* [Description of the task]:
When you have gone through the entries below, state how many lines include the word "Learning" and write nothing else.

Segment Start: Data records

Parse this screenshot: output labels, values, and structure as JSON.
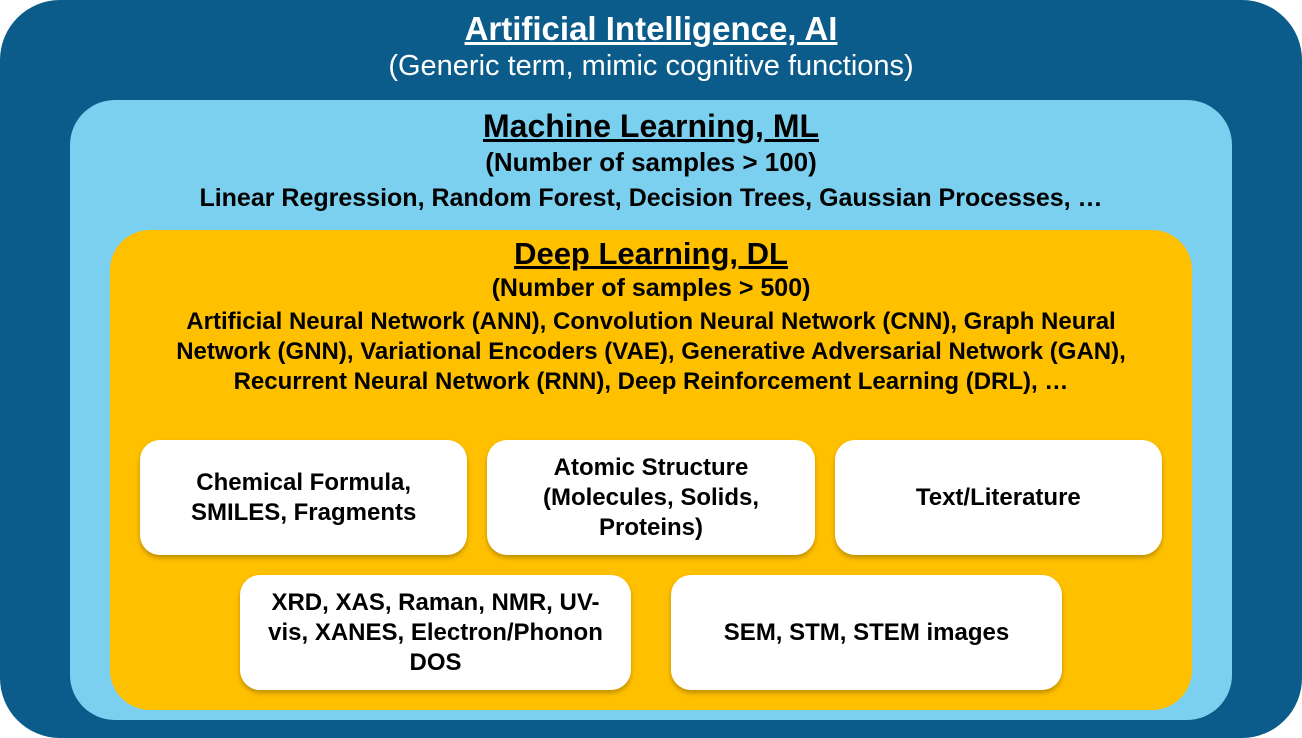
{
  "diagram": {
    "type": "nested-boxes",
    "background": "#ffffff",
    "outer": {
      "title": "Artificial Intelligence, AI",
      "subtitle": "(Generic term, mimic cognitive functions)",
      "bg_color": "#0b5c8a",
      "text_color": "#ffffff",
      "border_radius": 60,
      "title_fontsize": 33,
      "subtitle_fontsize": 29
    },
    "middle": {
      "title": "Machine Learning, ML",
      "subtitle": "(Number of samples > 100)",
      "examples": "Linear Regression, Random Forest, Decision Trees, Gaussian Processes, …",
      "bg_color": "#7cd0ef",
      "text_color": "#000000",
      "border_radius": 45,
      "title_fontsize": 32,
      "subtitle_fontsize": 26,
      "examples_fontsize": 25
    },
    "inner": {
      "title": "Deep Learning, DL",
      "subtitle": "(Number of samples > 500)",
      "examples": "Artificial Neural Network (ANN), Convolution Neural Network (CNN), Graph Neural Network (GNN), Variational Encoders (VAE), Generative Adversarial Network (GAN), Recurrent Neural Network (RNN), Deep Reinforcement Learning (DRL), …",
      "bg_color": "#ffc000",
      "text_color": "#000000",
      "border_radius": 40,
      "title_fontsize": 31,
      "subtitle_fontsize": 25,
      "examples_fontsize": 24,
      "cards_row1": [
        "Chemical Formula, SMILES, Fragments",
        "Atomic Structure (Molecules, Solids, Proteins)",
        "Text/Literature"
      ],
      "cards_row2": [
        "XRD, XAS, Raman, NMR, UV-vis, XANES, Electron/Phonon DOS",
        "SEM, STM, STEM images"
      ],
      "card_bg": "#ffffff",
      "card_text_color": "#000000",
      "card_border_radius": 20,
      "card_fontsize": 24,
      "card_shadow": "0 3px 5px rgba(0,0,0,0.25)"
    }
  }
}
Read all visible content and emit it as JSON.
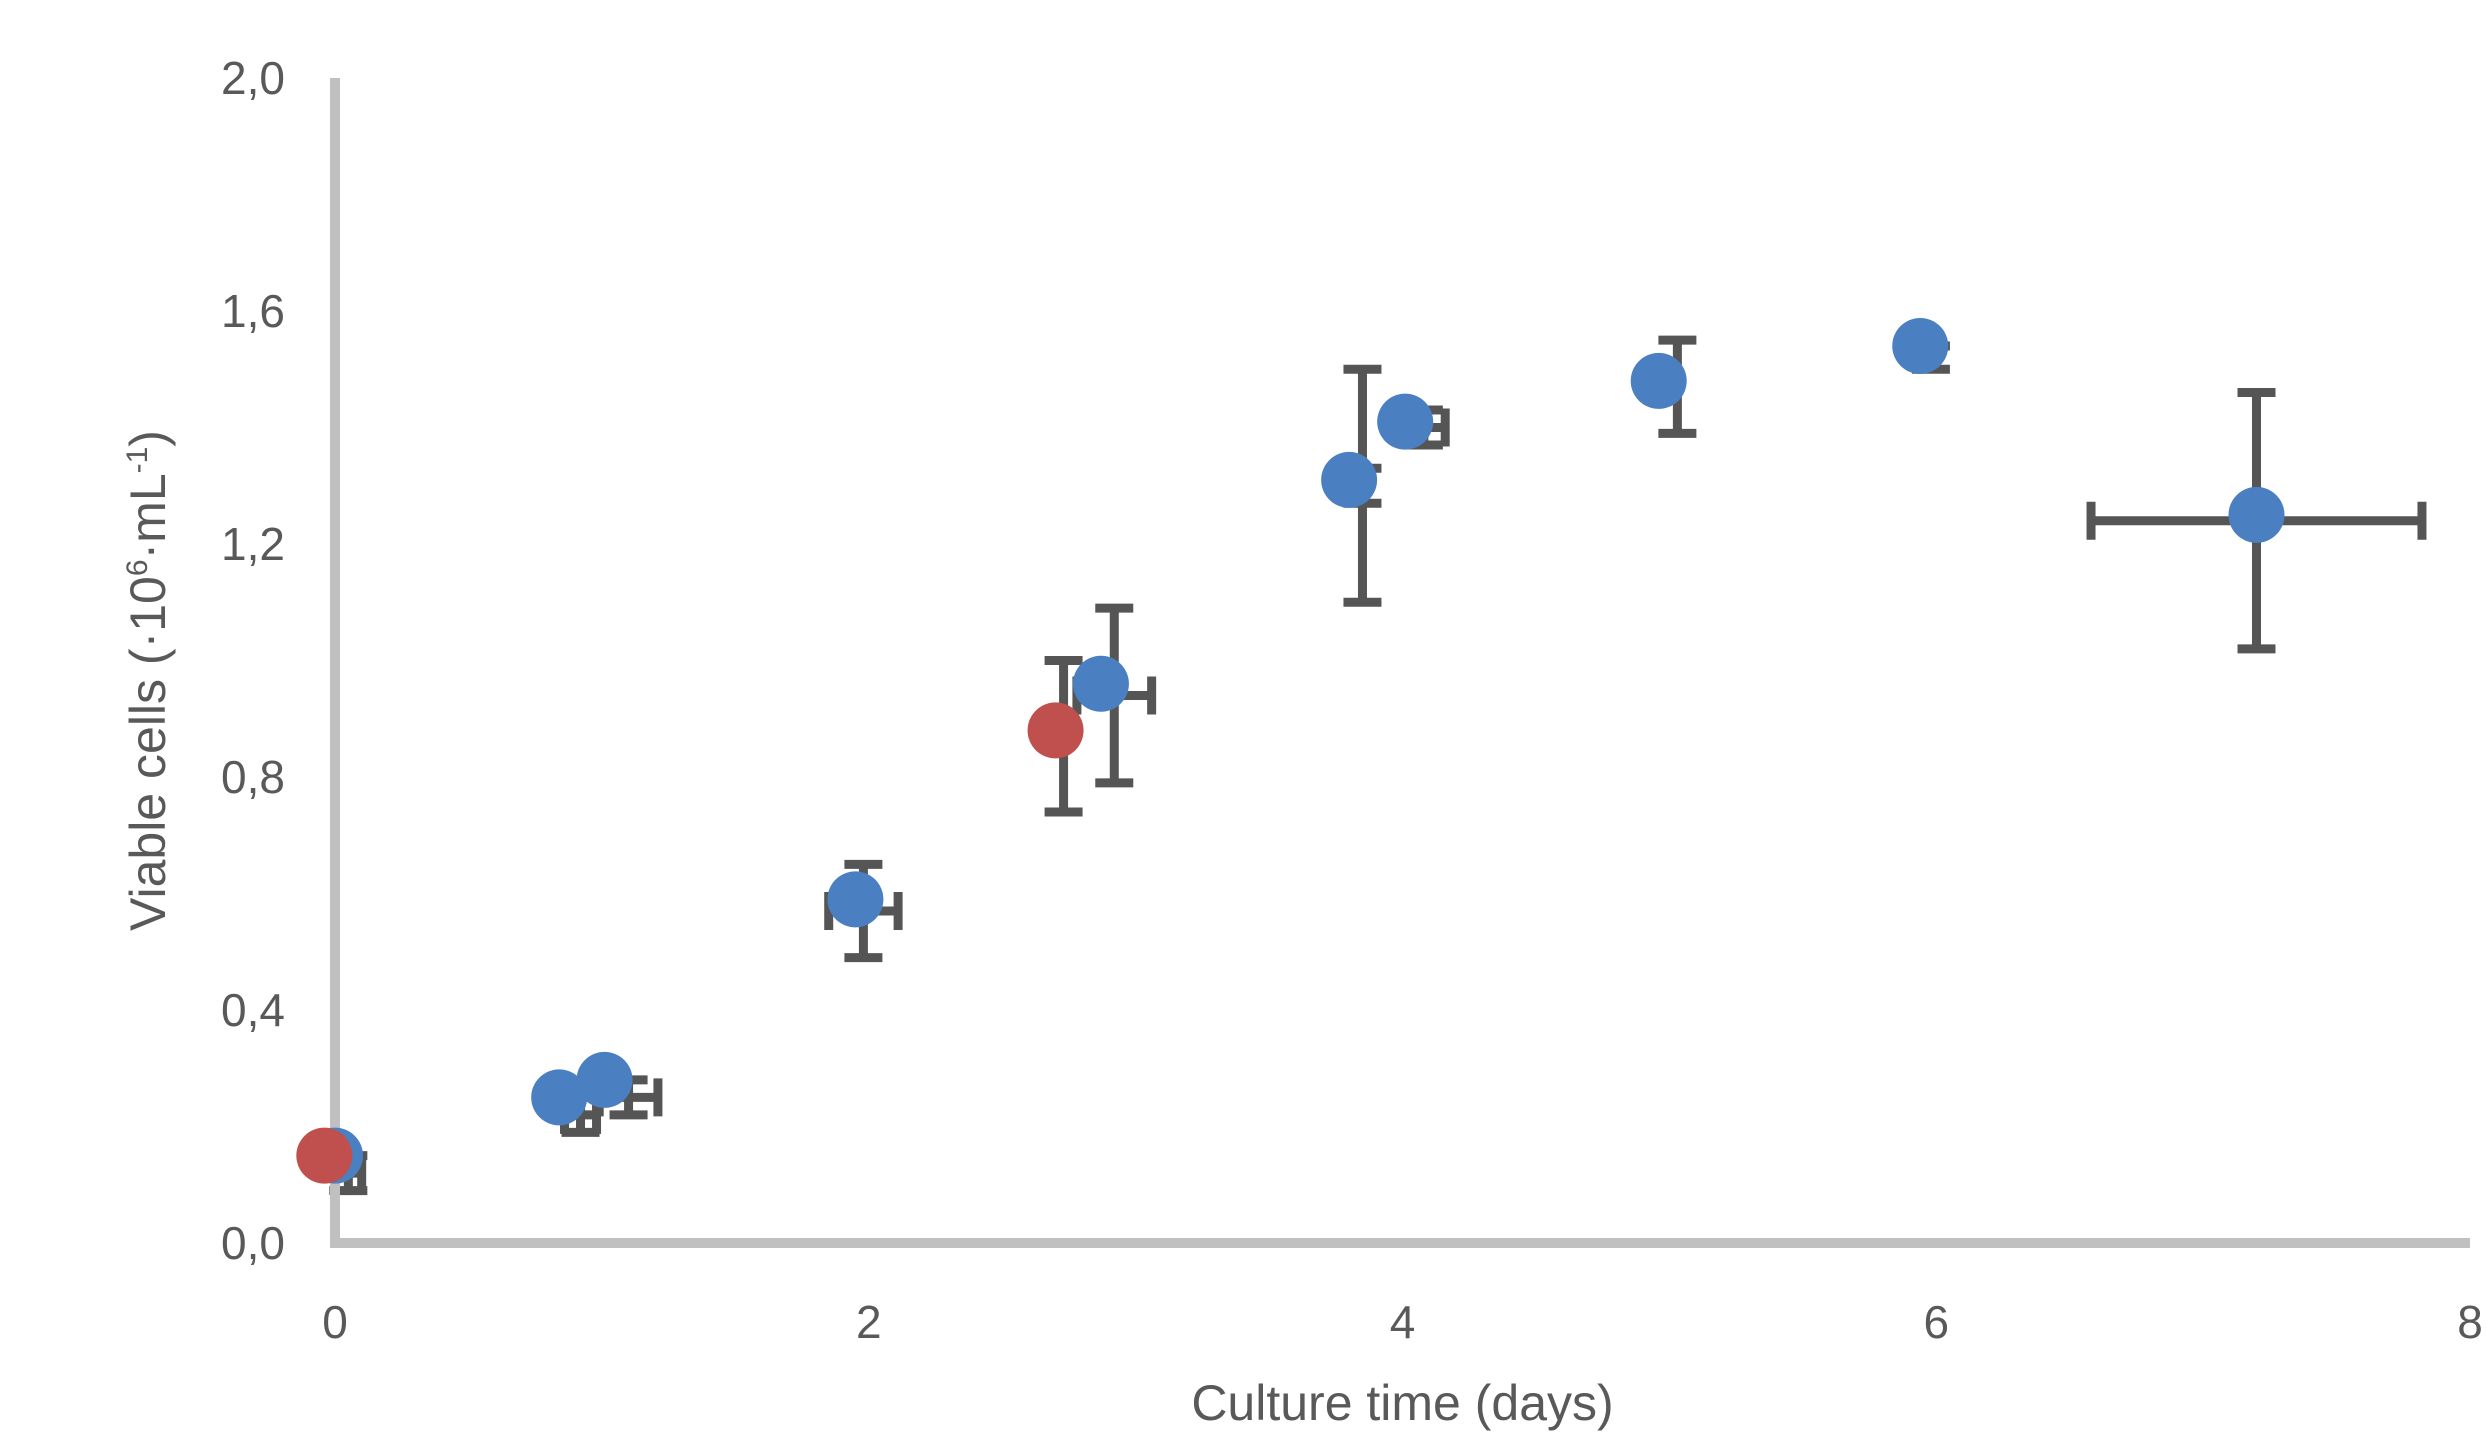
{
  "chart_data": {
    "type": "scatter",
    "title": "",
    "xlabel": "Culture time (days)",
    "ylabel": {
      "prefix": "Viable cells (·10",
      "sup1": "6",
      "middle": "·mL",
      "sup2": "-1",
      "suffix": ")"
    },
    "xlim": [
      0,
      8
    ],
    "ylim": [
      0,
      2
    ],
    "x_ticks": [
      0,
      2,
      4,
      6,
      8
    ],
    "x_tick_labels": [
      "0",
      "2",
      "4",
      "6",
      "8"
    ],
    "y_ticks": [
      0,
      0.4,
      0.8,
      1.2,
      1.6,
      2.0
    ],
    "y_tick_labels": [
      "0,0",
      "0,4",
      "0,8",
      "1,2",
      "1,6",
      "2,0"
    ],
    "grid": false,
    "legend": "none",
    "colors": {
      "series_blue": "#4a7fc1",
      "series_red": "#c0504d",
      "error_bar": "#555555",
      "axis": "#c0c0c0"
    },
    "series": [
      {
        "color": "#4a7fc1",
        "points": [
          {
            "x": 0.0,
            "y": 0.15
          },
          {
            "x": 0.84,
            "y": 0.25
          },
          {
            "x": 1.01,
            "y": 0.28
          },
          {
            "x": 1.95,
            "y": 0.59
          },
          {
            "x": 2.87,
            "y": 0.96
          },
          {
            "x": 3.8,
            "y": 1.31
          },
          {
            "x": 4.01,
            "y": 1.41
          },
          {
            "x": 4.96,
            "y": 1.48
          },
          {
            "x": 5.94,
            "y": 1.54
          },
          {
            "x": 7.2,
            "y": 1.25
          }
        ]
      },
      {
        "color": "#c0504d",
        "points": [
          {
            "x": -0.04,
            "y": 0.15
          },
          {
            "x": 2.7,
            "y": 0.88
          }
        ]
      }
    ],
    "error_bars": [
      {
        "x": 0.05,
        "y": 0.12,
        "xerr": 0.05,
        "yerr": 0.03
      },
      {
        "x": 0.92,
        "y": 0.22,
        "xerr": 0.06,
        "yerr": 0.03
      },
      {
        "x": 1.1,
        "y": 0.25,
        "xerr": 0.11,
        "yerr": 0.03
      },
      {
        "x": 1.98,
        "y": 0.57,
        "xerr": 0.13,
        "yerr": 0.08
      },
      {
        "x": 2.73,
        "y": 0.87,
        "xerr": 0.0,
        "yerr": 0.13
      },
      {
        "x": 2.92,
        "y": 0.94,
        "xerr": 0.14,
        "yerr": 0.15
      },
      {
        "x": 3.85,
        "y": 1.3,
        "xerr": 0.0,
        "yerr": 0.2
      },
      {
        "x": 3.85,
        "y": 1.3,
        "xerr": 0.0,
        "yerr": 0.03
      },
      {
        "x": 4.08,
        "y": 1.4,
        "xerr": 0.08,
        "yerr": 0.03
      },
      {
        "x": 5.03,
        "y": 1.47,
        "xerr": 0.0,
        "yerr": 0.08
      },
      {
        "x": 5.98,
        "y": 1.52,
        "xerr": 0.0,
        "yerr": 0.02
      },
      {
        "x": 7.2,
        "y": 1.24,
        "xerr": 0.62,
        "yerr": 0.22
      }
    ]
  }
}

Segment End: Data records

* [Solved exercise]:
3